══ Information provided ══
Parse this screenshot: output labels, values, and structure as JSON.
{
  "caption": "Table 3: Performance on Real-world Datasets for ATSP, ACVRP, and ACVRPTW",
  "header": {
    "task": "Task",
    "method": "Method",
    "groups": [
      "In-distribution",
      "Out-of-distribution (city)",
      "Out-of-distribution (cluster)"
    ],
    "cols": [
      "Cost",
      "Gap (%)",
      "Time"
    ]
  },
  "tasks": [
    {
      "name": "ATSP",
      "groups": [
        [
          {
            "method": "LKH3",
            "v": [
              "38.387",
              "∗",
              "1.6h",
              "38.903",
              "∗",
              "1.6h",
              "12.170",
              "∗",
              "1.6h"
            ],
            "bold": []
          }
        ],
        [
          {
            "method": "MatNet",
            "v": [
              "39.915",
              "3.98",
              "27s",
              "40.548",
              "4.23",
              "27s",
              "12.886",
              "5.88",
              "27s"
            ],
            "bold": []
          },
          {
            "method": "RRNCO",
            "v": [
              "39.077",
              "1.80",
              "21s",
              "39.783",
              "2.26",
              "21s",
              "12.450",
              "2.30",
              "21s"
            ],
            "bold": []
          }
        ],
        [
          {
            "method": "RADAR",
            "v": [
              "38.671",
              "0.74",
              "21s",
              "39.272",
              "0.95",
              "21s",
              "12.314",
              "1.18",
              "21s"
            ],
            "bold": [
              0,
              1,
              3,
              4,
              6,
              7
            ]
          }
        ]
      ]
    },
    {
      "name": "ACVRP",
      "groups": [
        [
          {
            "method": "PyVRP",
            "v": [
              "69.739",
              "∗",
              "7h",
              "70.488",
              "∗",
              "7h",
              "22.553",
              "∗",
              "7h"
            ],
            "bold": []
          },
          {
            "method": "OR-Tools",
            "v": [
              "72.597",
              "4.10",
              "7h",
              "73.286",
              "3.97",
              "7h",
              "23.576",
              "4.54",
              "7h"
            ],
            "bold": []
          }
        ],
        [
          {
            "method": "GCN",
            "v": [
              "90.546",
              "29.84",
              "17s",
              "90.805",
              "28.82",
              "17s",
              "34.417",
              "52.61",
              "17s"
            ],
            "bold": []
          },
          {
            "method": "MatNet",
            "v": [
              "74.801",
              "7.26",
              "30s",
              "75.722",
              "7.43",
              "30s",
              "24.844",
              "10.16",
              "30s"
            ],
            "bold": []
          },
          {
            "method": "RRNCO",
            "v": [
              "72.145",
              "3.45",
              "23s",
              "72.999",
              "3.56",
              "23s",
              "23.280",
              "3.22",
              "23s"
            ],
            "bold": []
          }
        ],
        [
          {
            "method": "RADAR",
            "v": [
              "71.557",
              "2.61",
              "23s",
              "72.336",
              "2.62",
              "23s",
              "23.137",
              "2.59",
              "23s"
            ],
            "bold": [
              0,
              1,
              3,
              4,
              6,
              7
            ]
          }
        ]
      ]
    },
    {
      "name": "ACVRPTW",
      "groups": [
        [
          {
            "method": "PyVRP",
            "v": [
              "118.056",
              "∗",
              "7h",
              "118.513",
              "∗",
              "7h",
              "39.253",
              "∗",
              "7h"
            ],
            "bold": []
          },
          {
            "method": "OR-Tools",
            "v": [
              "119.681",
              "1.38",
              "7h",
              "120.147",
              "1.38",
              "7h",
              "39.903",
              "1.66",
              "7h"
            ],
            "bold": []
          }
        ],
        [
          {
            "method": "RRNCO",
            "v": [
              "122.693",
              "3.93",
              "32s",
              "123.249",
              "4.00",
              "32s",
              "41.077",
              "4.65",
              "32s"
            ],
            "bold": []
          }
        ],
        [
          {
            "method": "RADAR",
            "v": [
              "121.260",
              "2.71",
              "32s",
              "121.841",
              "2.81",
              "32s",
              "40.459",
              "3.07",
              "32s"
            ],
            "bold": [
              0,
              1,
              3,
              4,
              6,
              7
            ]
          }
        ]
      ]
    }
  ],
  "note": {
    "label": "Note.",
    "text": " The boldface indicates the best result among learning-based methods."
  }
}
═══
Exercise instructions:
Looking at the records above, work out how many lines include the word "ACVRPTW", then give that number by itself.

Exercise response:
2